CHALLENGE: Pictures stay out of the copy; restate everything else in the material exactly.

- - - -

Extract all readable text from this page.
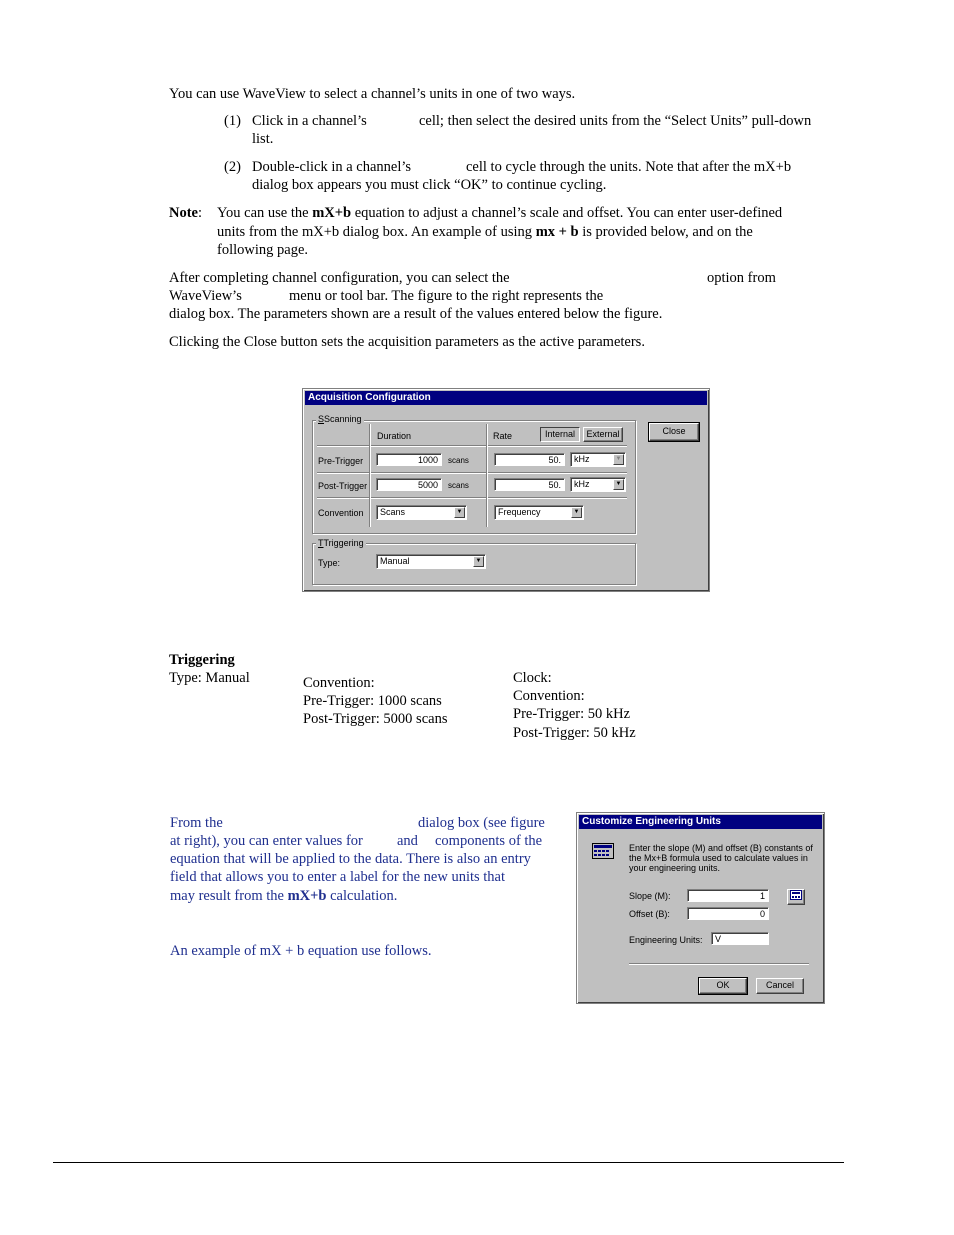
You can use WaveView to select a channel’s units in one of two ways.
(1) Click in a channel’s	cell; then select the desired units from the “Select Units” pull-down
list.
(2) Double-click in a channel’s	cell to cycle through the units. Note that after the mX+b
dialog box appears you must click “OK” to continue cycling.
Note: You can use the mX+b equation to adjust a channel’s scale and offset. You can enter user-defined
units from the mX+b dialog box. An example of using mx + b is provided below, and on the
following page.
After completing channel configuration, you can select the	option from
WaveView’s	menu or tool bar. The figure to the right represents the
dialog box. The parameters shown are a result of the values entered below the figure.
Clicking the Close button sets the acquisition parameters as the active parameters.
Acquisition Configuration
SScanning
Duration	Rate	Internal	External
Pre-Trigger	1000	scans	50.	kHz	▼
Post-Trigger	5000	scans	50.	kHz	▼
Convention	Scans	▼	Frequency	▼
Close
TTriggering
Type:	Manual	▼
Triggering
Type: Manual	Convention:
Pre-Trigger: 1000 scans
Post-Trigger: 5000 scans
Clock:
Convention:
Pre-Trigger: 50 kHz
Post-Trigger: 50 kHz
From the	dialog box (see figure
at right), you can enter values for and components of the
equation that will be applied to the data. There is also an entry
field that allows you to enter a label for the new units that
may result from the mX+b calculation.
An example of mX + b equation use follows.
Customize Engineering Units
Enter the slope (M) and offset (B) constants of
the Mx+B formula used to calculate values in
your engineering units.
Slope (M):	1
Offset (B):	0
Engineering Units:	V
OK	Cancel
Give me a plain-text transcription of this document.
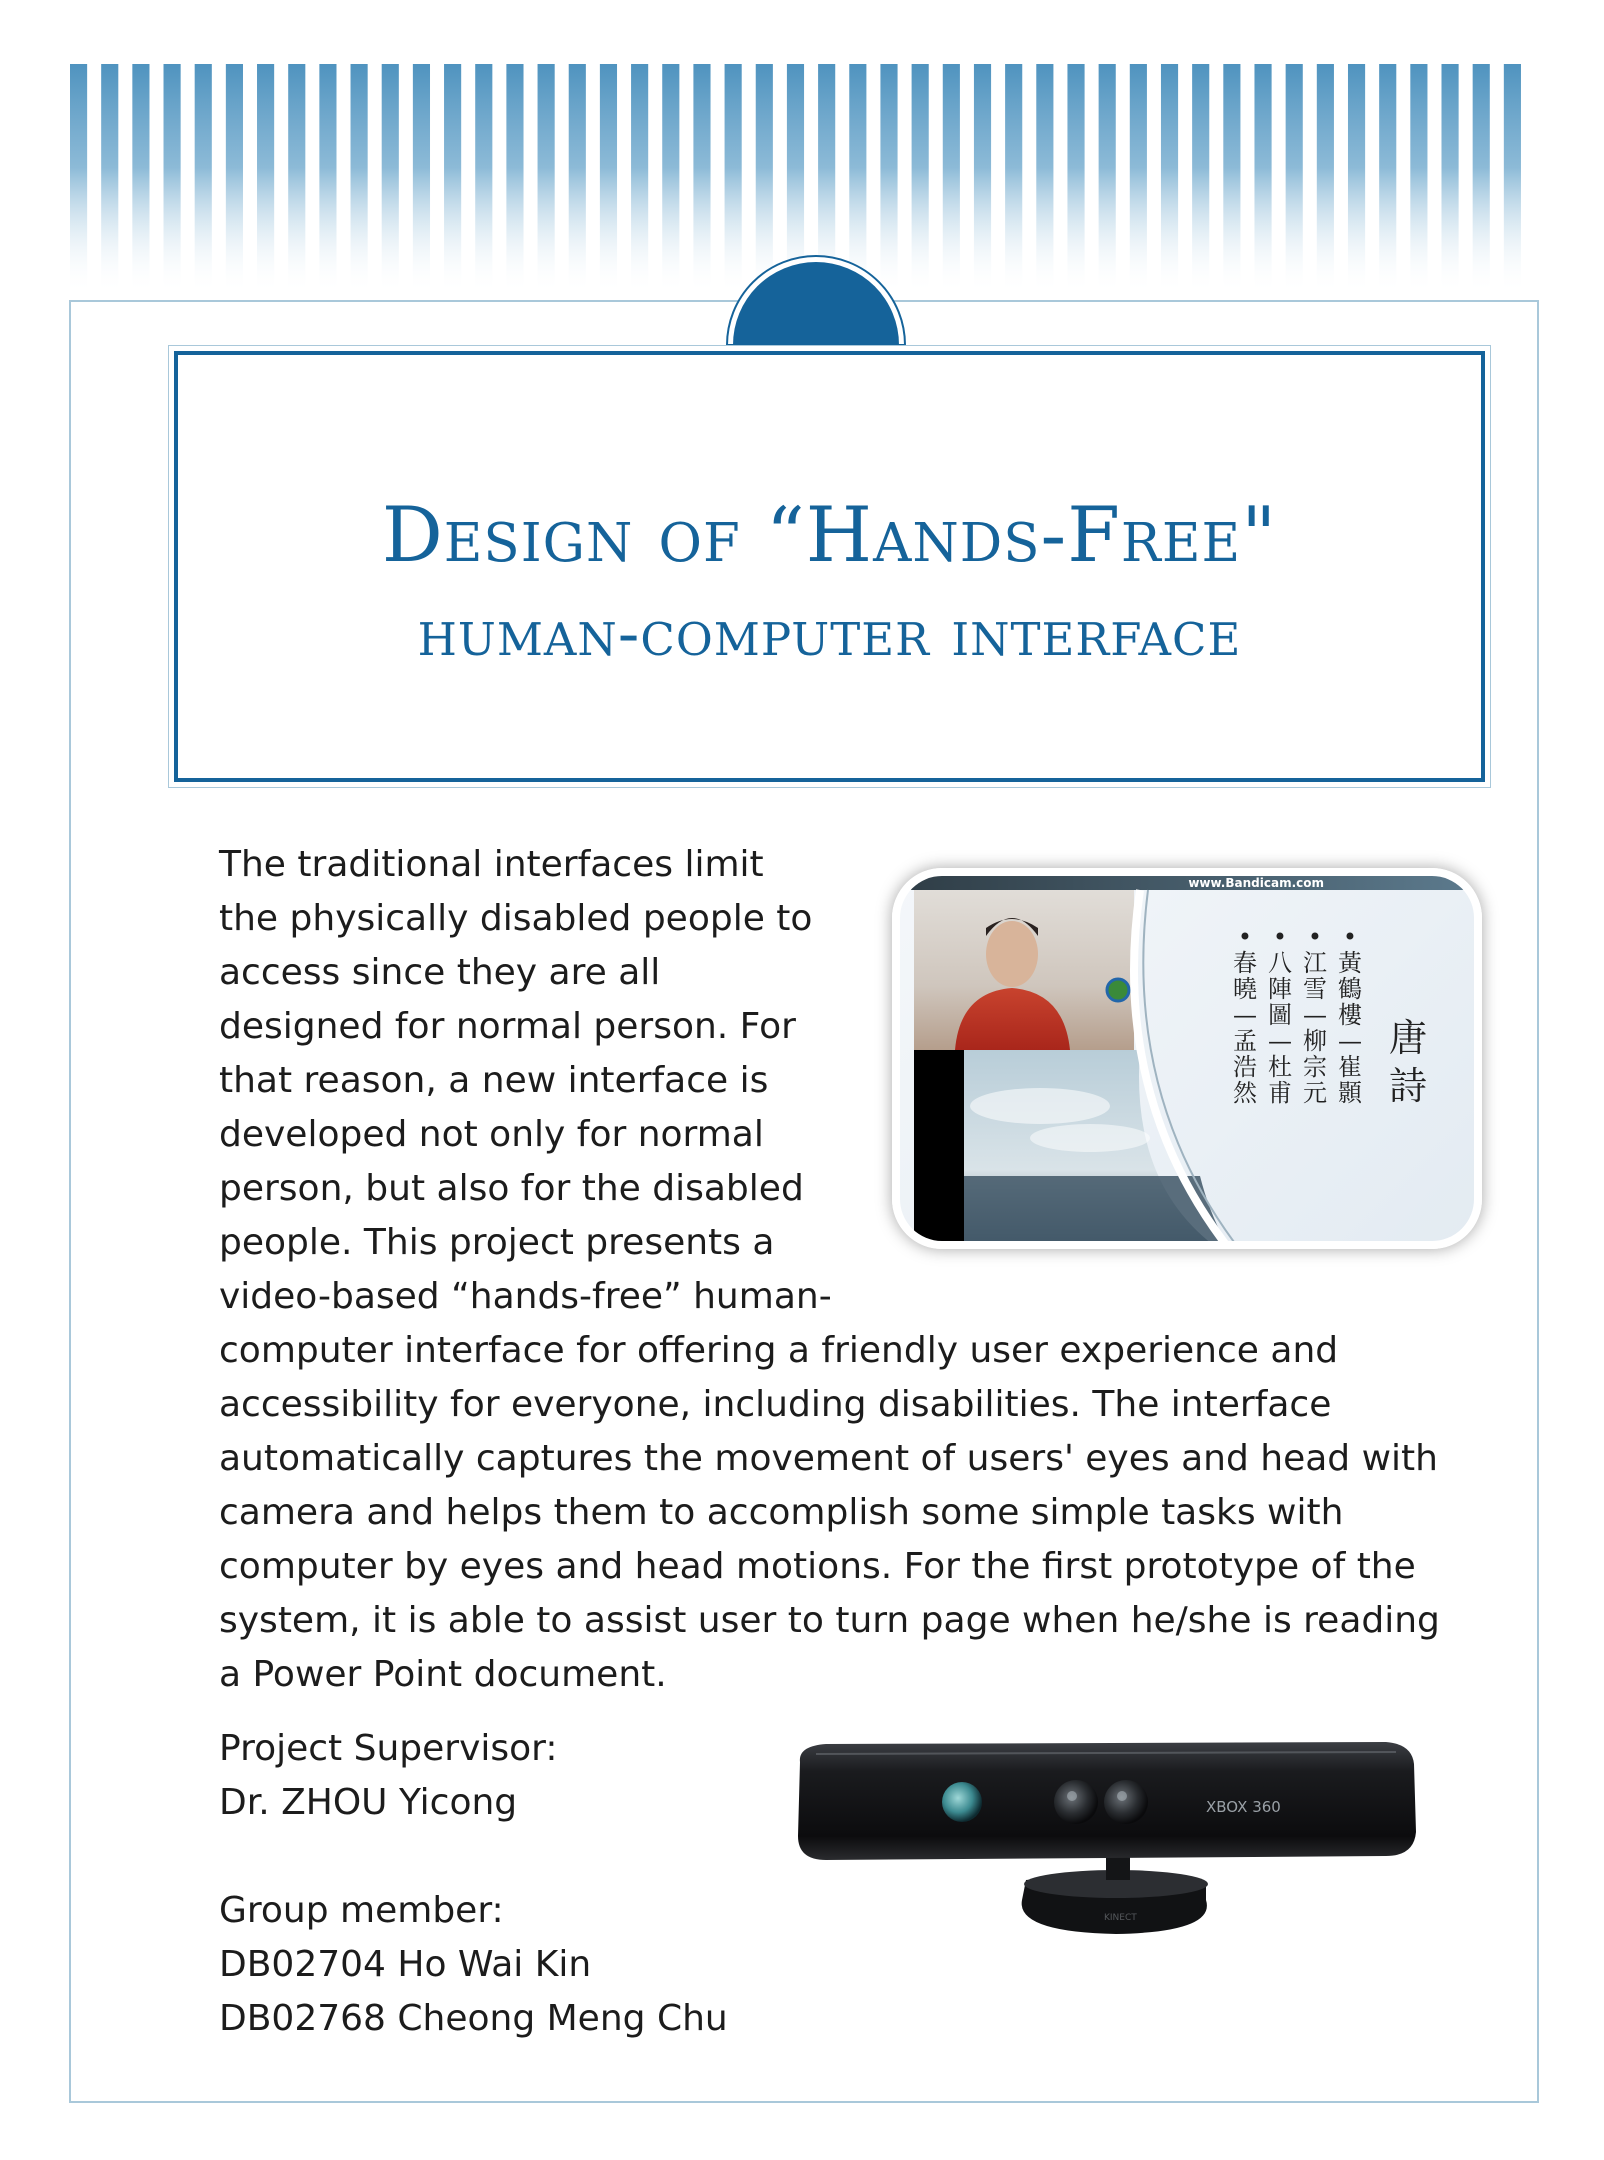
Design of “Hands-Free"
human-computer interface

The traditional interfaces limit the physically disabled people to access since they are all designed for normal person. For that reason, a new interface is developed not only for normal person, but also for the disabled people. This project presents a video-based “hands-free” human-computer interface for offering a friendly user experience and accessibility for everyone, including disabilities. The interface automatically captures the movement of users' eyes and head with camera and helps them to accomplish some simple tasks with computer by eyes and head motions. For the first prototype of the system, it is able to assist user to turn page when he/she is reading a Power Point document.

www.Bandicam.com
•
黃
鶴
樓
—
崔
顥
•
江
雪
—
柳
宗
元
•
八
陣
圖
—
杜
甫
•
春
曉
—
孟
浩
然
唐
詩
Project Supervisor:
Dr. ZHOU Yicong
Group member:
DB02704 Ho Wai Kin
DB02768 Cheong Meng Chu
KINECT
XBOX 360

- - - -

ANSWER TO THE EXERCISE:
Extract all readable text from this page.
You can use WaveView to select a channel’s units in one of two ways.
(1) Click in a channel’s	cell; then select the desired units from the “Select Units” pull-down
list.
(2) Double-click in a channel’s	cell to cycle through the units. Note that after the mX+b
dialog box appears you must click “OK” to continue cycling.
Note: You can use the mX+b equation to adjust a channel’s scale and offset. You can enter user-defined
units from the mX+b dialog box. An example of using mx + b is provided below, and on the
following page.
After completing channel configuration, you can select the	option from
WaveView’s	menu or tool bar. The figure to the right represents the
dialog box. The parameters shown are a result of the values entered below the figure.
Clicking the Close button sets the acquisition parameters as the active parameters.
Acquisition Configuration
SScanning
Duration	Rate	Internal	External
Pre-Trigger	1000	scans	50.	kHz	▼
Post-Trigger	5000	scans	50.	kHz	▼
Convention	Scans	▼	Frequency	▼
Close
TTriggering
Type:	Manual	▼
Triggering
Type: Manual	Convention:
Pre-Trigger: 1000 scans
Post-Trigger: 5000 scans
Clock:
Convention:
Pre-Trigger: 50 kHz
Post-Trigger: 50 kHz
From the	dialog box (see figure
at right), you can enter values for and components of the
equation that will be applied to the data. There is also an entry
field that allows you to enter a label for the new units that
may result from the mX+b calculation.
An example of mX + b equation use follows.
Customize Engineering Units
Enter the slope (M) and offset (B) constants of
the Mx+B formula used to calculate values in
your engineering units.
Slope (M):	1
Offset (B):	0
Engineering Units:	V
OK	Cancel
Give me a plain-text transcription of this document.
Design of “Hands-Free"
human-computer interface

The traditional interfaces limit the physically disabled people to access since they are all designed for normal person. For that reason, a new interface is developed not only for normal person, but also for the disabled people. This project presents a video-based “hands-free” human-computer interface for offering a friendly user experience and accessibility for everyone, including disabilities. The interface automatically captures the movement of users' eyes and head with camera and helps them to accomplish some simple tasks with computer by eyes and head motions. For the first prototype of the system, it is able to assist user to turn page when he/she is reading a Power Point document.

www.Bandicam.com
•
黃
鶴
樓
—
崔
顥
•
江
雪
—
柳
宗
元
•
八
陣
圖
—
杜
甫
•
春
曉
—
孟
浩
然
唐
詩
Project Supervisor:
Dr. ZHOU Yicong
Group member:
DB02704 Ho Wai Kin
DB02768 Cheong Meng Chu
KINECT
XBOX 360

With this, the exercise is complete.